Task prompt: In the data below, locate each line with the word "pedagoga" and list it.

Input data:

▬▬▬

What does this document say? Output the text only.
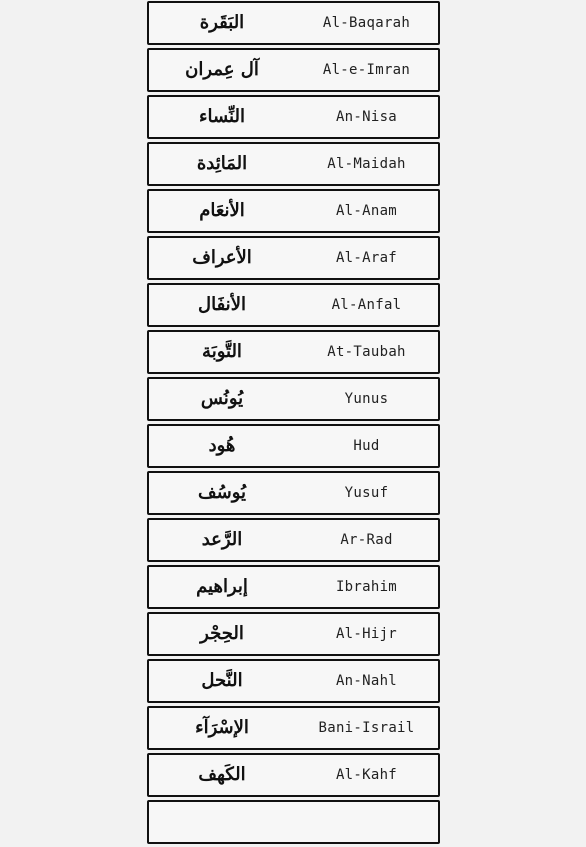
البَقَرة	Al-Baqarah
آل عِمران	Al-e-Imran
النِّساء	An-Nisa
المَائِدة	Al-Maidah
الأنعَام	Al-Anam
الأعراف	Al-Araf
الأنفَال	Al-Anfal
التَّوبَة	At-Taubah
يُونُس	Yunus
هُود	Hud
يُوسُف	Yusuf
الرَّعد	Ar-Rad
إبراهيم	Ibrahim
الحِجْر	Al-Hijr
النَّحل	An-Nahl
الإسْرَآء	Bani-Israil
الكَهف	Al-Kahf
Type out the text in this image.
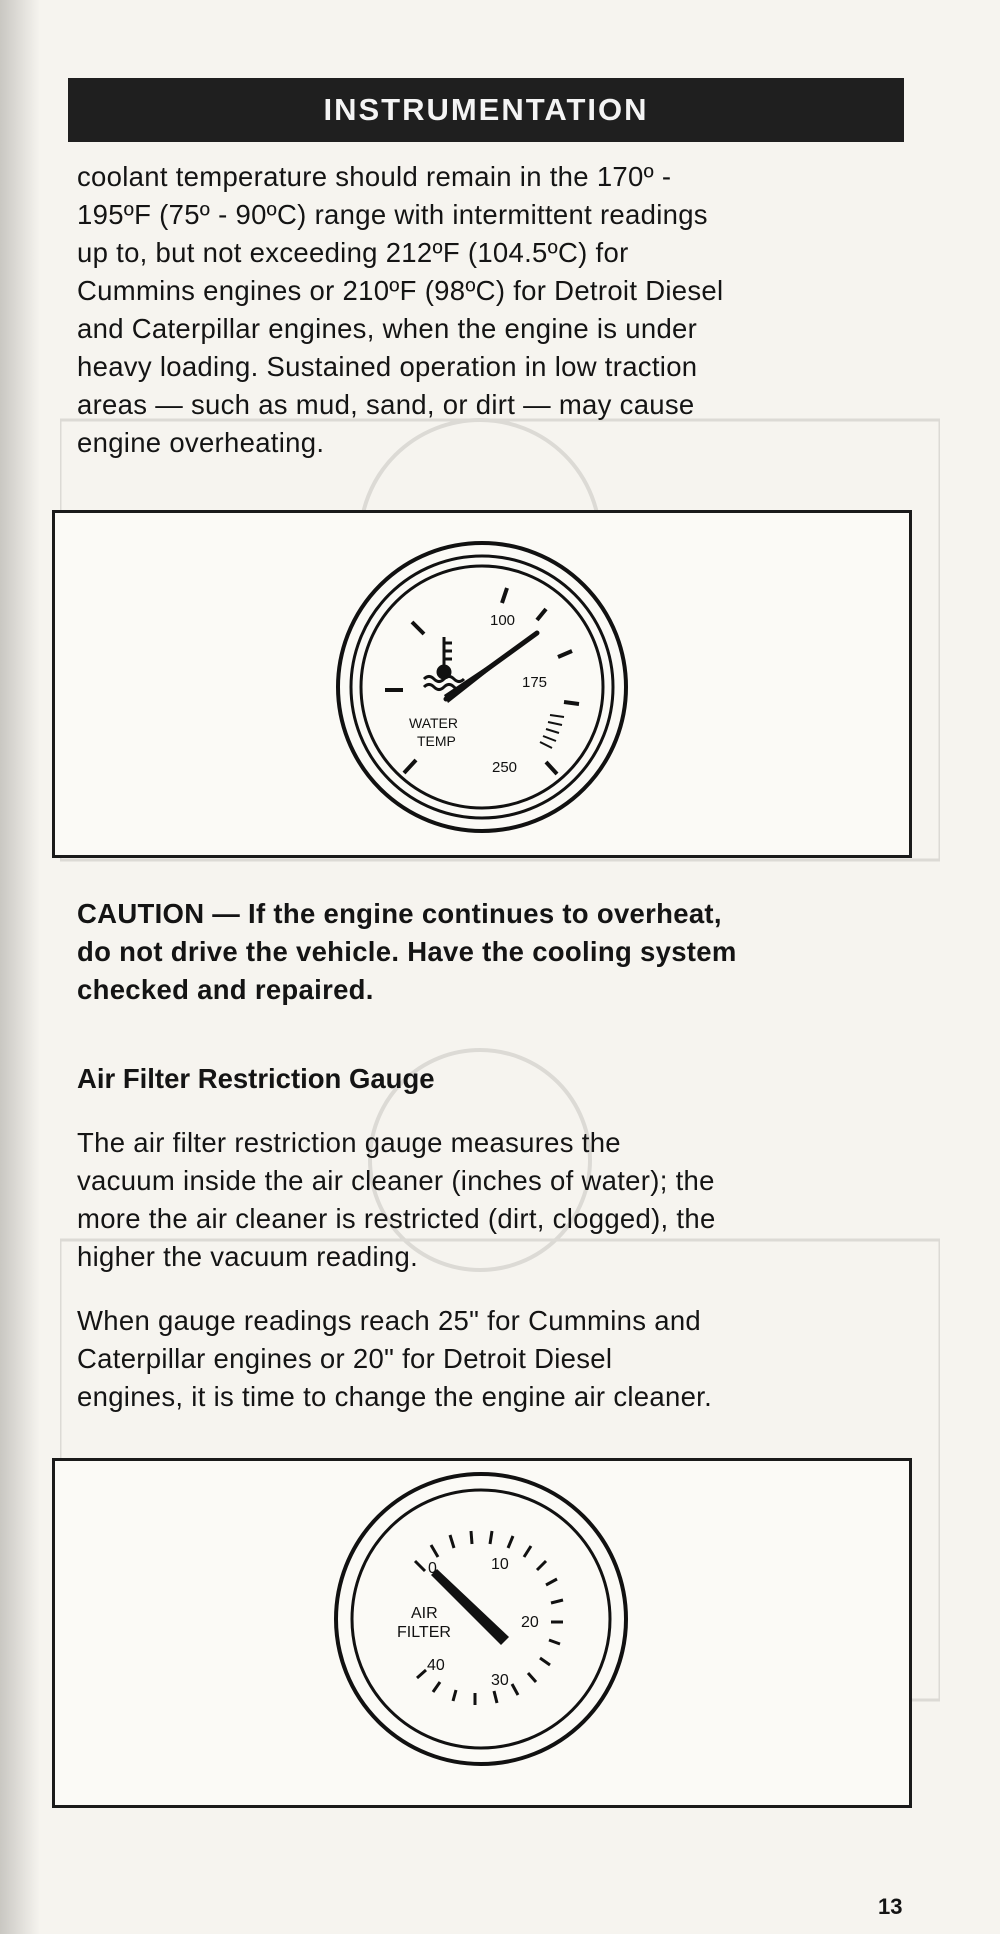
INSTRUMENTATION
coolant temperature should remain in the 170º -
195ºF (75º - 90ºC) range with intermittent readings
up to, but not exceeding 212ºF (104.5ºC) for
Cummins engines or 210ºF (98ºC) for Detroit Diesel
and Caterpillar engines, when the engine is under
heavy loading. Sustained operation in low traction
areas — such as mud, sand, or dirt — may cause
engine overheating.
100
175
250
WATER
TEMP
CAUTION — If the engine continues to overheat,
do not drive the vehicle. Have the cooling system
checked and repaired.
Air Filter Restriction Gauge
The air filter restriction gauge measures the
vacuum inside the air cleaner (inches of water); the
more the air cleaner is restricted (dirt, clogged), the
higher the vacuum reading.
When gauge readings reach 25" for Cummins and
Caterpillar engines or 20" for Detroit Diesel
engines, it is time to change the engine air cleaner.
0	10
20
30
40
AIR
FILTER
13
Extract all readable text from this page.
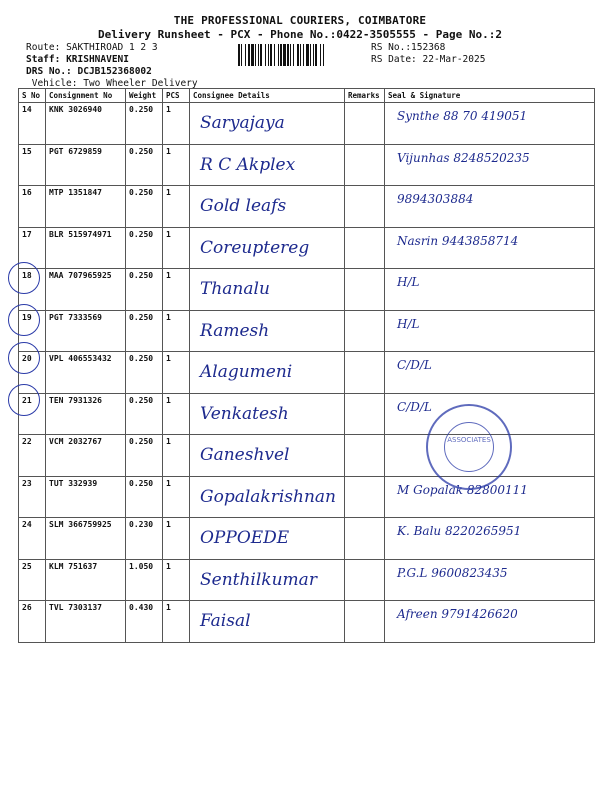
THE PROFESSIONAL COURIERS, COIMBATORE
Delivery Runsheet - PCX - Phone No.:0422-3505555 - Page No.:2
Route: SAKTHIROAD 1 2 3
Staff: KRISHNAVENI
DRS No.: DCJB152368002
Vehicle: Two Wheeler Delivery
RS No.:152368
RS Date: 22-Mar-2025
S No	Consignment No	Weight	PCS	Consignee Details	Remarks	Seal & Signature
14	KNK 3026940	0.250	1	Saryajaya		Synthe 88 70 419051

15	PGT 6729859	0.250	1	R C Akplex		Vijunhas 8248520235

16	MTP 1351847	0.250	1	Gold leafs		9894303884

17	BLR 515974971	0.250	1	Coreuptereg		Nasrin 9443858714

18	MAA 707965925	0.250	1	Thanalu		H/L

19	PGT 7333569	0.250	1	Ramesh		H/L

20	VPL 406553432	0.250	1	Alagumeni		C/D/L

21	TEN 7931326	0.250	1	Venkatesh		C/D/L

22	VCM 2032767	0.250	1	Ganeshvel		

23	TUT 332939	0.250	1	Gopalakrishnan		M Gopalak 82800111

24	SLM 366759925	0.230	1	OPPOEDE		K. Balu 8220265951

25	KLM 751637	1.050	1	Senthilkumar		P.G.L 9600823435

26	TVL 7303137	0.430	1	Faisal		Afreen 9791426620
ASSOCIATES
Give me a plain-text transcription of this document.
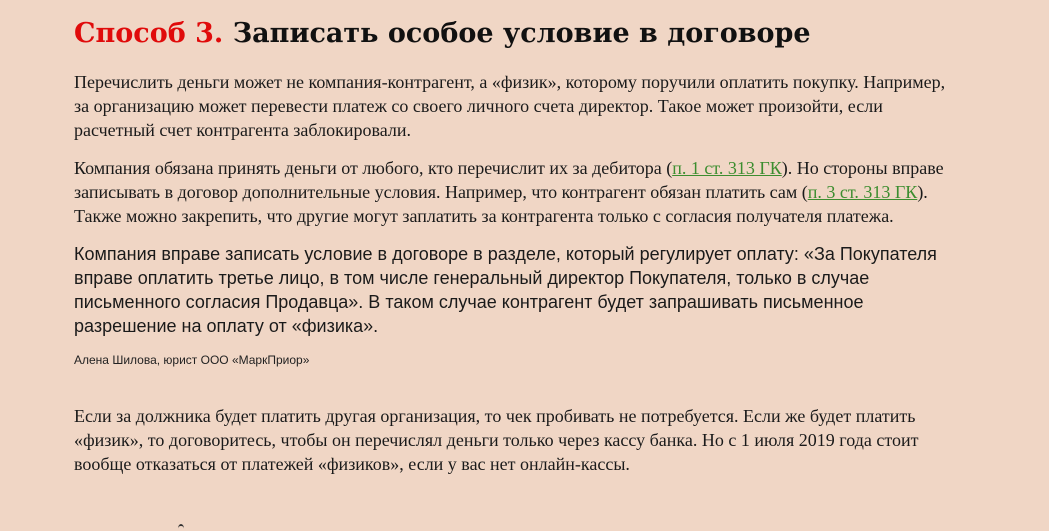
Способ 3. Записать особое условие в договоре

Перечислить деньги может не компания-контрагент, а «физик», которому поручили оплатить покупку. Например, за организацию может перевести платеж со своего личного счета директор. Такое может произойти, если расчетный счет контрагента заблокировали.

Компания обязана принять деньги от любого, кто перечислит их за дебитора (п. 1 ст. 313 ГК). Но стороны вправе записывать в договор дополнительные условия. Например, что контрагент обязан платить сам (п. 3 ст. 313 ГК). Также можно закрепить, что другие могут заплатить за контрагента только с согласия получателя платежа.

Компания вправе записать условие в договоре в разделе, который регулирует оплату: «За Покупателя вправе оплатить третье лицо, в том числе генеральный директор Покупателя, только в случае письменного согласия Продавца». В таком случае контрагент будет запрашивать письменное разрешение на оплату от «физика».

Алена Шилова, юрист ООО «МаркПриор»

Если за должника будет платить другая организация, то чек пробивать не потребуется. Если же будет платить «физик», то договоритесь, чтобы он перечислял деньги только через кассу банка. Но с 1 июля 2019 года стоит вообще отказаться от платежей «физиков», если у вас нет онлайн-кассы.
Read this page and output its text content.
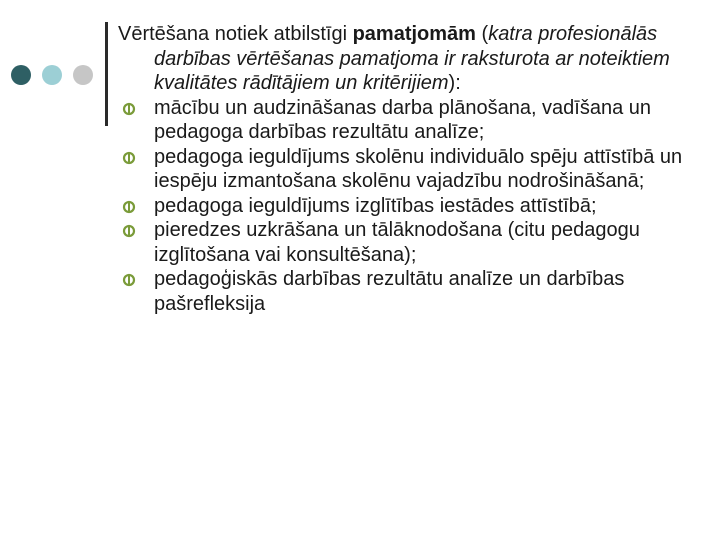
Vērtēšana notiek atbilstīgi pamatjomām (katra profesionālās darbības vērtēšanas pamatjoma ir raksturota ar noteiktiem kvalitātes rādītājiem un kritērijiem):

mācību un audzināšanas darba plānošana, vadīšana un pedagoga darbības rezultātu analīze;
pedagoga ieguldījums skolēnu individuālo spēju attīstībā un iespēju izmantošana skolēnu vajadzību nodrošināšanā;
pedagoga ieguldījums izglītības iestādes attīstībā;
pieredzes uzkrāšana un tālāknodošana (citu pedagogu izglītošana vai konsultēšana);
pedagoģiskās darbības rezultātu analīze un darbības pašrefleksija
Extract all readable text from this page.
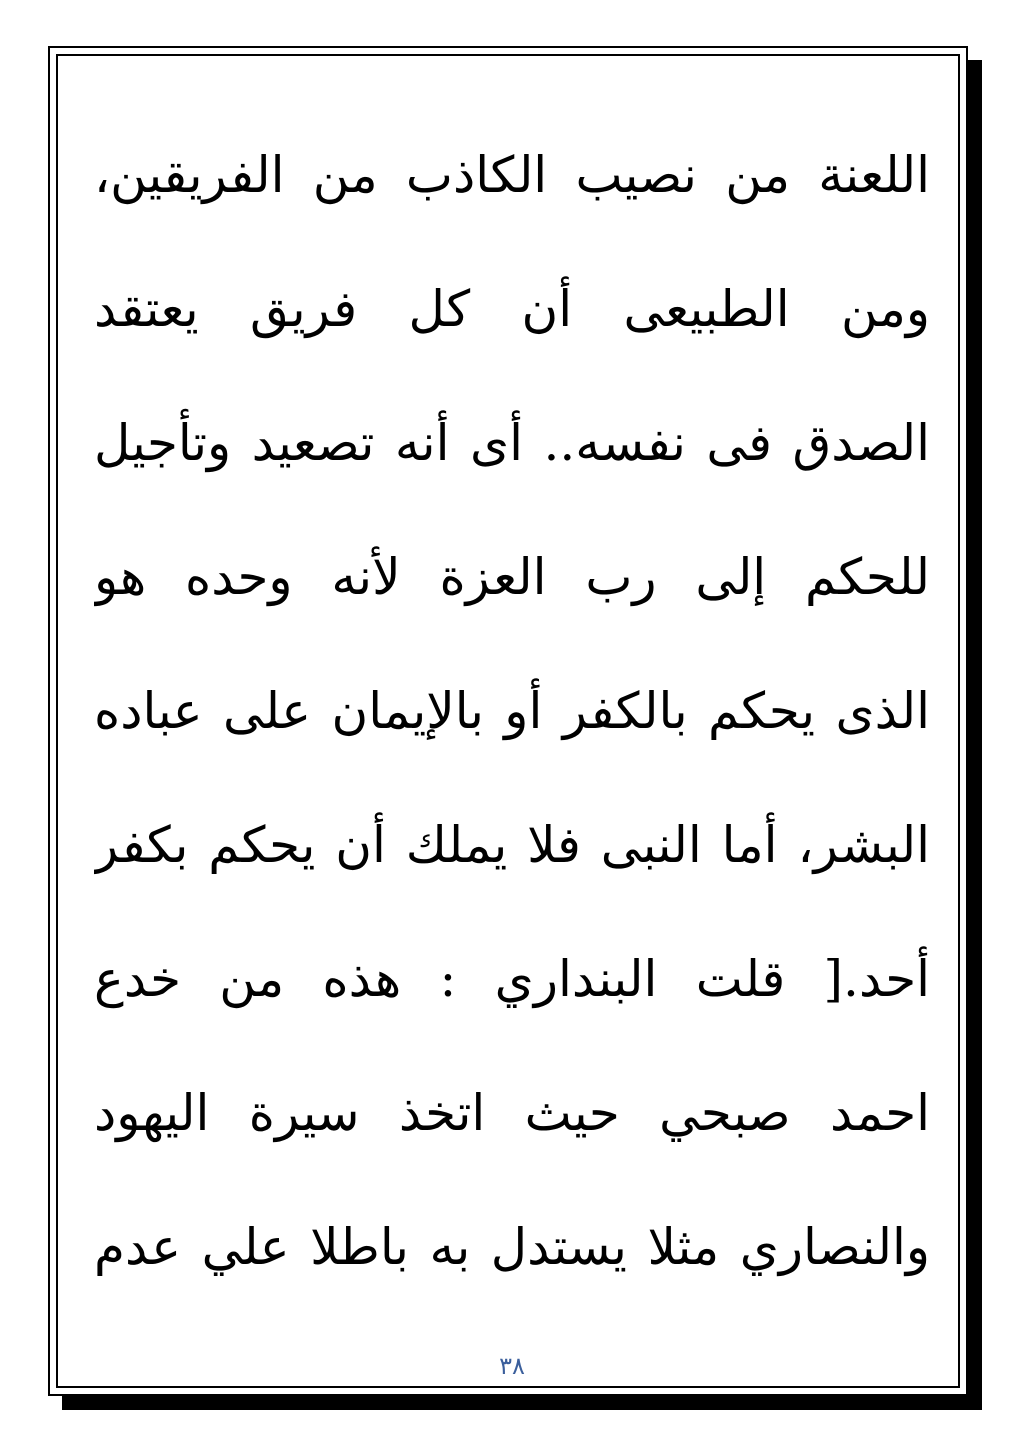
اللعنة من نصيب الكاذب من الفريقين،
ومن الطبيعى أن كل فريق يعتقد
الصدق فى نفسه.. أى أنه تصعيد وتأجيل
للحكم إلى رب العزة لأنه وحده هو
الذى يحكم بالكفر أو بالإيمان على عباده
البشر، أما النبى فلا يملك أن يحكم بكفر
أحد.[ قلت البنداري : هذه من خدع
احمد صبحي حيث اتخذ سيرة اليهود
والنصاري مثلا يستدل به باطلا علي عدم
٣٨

▬▬▬

Task result:
mācību un audzināšanas darba plānošana, vadīšana un pedagoga darbības rezultātu analīze;
pedagoga ieguldījums skolēnu individuālo spēju attīstībā un iespēju izmantošana skolēnu vajadzību nodrošināšanā;
pedagoga ieguldījums izglītības iestādes attīstībā;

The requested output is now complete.